## begin Exercise material

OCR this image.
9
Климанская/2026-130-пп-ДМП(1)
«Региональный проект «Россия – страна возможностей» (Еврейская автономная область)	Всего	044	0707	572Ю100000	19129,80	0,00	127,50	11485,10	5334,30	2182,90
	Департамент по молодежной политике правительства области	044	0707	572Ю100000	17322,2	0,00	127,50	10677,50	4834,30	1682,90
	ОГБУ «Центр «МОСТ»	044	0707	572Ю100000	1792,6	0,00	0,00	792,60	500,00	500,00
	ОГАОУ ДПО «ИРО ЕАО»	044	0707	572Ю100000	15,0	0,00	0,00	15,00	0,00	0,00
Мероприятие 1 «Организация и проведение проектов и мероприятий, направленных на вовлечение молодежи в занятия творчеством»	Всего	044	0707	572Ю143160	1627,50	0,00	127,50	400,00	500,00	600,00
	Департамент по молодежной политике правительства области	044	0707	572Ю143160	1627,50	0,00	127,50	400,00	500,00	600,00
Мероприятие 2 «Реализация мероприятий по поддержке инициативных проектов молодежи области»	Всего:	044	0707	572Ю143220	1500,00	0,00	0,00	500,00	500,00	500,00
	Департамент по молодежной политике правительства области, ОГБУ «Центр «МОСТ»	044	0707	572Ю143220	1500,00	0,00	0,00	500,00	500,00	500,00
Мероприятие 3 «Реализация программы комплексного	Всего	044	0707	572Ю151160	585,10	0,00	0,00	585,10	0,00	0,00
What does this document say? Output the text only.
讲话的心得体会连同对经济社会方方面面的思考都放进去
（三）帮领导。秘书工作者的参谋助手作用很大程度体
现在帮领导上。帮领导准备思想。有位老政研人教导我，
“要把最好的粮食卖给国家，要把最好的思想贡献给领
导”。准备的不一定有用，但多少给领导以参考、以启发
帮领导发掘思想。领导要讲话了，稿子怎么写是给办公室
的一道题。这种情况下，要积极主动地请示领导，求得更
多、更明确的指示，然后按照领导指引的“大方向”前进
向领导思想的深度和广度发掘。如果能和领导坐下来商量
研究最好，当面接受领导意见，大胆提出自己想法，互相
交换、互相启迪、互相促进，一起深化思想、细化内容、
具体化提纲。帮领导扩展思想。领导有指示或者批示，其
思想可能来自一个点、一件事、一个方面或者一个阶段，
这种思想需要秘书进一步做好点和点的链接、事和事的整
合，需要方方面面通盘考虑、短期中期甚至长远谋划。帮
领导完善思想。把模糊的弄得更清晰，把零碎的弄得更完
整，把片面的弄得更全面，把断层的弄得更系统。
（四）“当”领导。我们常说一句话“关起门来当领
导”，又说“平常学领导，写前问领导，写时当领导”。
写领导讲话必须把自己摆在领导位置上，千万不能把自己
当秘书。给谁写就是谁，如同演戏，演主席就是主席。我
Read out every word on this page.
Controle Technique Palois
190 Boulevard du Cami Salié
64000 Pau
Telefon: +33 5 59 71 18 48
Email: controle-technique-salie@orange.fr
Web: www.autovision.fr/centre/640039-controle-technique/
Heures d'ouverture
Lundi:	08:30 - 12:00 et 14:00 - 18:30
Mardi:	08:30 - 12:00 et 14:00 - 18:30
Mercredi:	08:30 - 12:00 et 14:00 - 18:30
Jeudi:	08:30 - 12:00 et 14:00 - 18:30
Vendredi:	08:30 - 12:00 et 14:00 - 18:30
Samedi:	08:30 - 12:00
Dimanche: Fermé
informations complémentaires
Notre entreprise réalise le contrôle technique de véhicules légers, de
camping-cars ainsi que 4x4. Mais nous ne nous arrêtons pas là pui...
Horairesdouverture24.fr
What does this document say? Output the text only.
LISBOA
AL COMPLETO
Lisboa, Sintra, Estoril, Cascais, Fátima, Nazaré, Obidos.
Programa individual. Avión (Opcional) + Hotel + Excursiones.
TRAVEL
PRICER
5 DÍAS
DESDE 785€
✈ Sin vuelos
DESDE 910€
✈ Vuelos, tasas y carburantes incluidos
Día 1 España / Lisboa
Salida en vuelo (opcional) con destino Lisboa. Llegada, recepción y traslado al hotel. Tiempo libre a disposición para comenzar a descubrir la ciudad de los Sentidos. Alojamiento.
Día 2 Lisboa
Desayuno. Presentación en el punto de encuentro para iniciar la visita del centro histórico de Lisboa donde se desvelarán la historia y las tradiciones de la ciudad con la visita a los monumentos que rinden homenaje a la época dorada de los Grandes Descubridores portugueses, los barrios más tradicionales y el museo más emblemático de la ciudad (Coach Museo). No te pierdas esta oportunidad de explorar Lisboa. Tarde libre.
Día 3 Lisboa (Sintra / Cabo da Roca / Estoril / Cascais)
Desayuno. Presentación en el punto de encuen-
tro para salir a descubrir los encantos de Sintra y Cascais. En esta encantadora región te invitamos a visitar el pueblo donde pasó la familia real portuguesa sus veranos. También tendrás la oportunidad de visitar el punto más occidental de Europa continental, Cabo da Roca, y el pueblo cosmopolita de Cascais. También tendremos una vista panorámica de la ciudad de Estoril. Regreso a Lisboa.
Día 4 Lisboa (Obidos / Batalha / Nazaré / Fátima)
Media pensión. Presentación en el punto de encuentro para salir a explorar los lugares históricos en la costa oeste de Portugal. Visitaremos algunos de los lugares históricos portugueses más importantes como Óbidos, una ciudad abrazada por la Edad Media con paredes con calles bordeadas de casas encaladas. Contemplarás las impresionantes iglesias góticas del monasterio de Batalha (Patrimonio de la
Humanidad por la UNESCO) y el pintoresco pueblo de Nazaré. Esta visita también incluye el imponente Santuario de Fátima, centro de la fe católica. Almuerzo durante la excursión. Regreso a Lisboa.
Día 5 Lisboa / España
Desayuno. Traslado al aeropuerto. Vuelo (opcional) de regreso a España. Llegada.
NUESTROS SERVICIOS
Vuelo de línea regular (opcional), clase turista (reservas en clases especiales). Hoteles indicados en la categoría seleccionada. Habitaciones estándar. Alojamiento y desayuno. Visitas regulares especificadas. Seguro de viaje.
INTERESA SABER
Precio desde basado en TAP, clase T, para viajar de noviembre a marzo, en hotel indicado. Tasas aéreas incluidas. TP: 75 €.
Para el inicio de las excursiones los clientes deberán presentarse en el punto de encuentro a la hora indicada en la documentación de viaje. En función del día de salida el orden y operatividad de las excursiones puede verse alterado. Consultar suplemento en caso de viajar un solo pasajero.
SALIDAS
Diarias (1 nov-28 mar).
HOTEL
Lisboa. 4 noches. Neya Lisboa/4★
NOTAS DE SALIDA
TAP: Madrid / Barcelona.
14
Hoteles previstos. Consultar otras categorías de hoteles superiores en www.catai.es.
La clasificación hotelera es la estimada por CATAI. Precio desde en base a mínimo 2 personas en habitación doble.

## end Exercise material

* _Exercise description_:
Write down only how many lines in the listing contain the word "Cascais".

* _Written response_:
3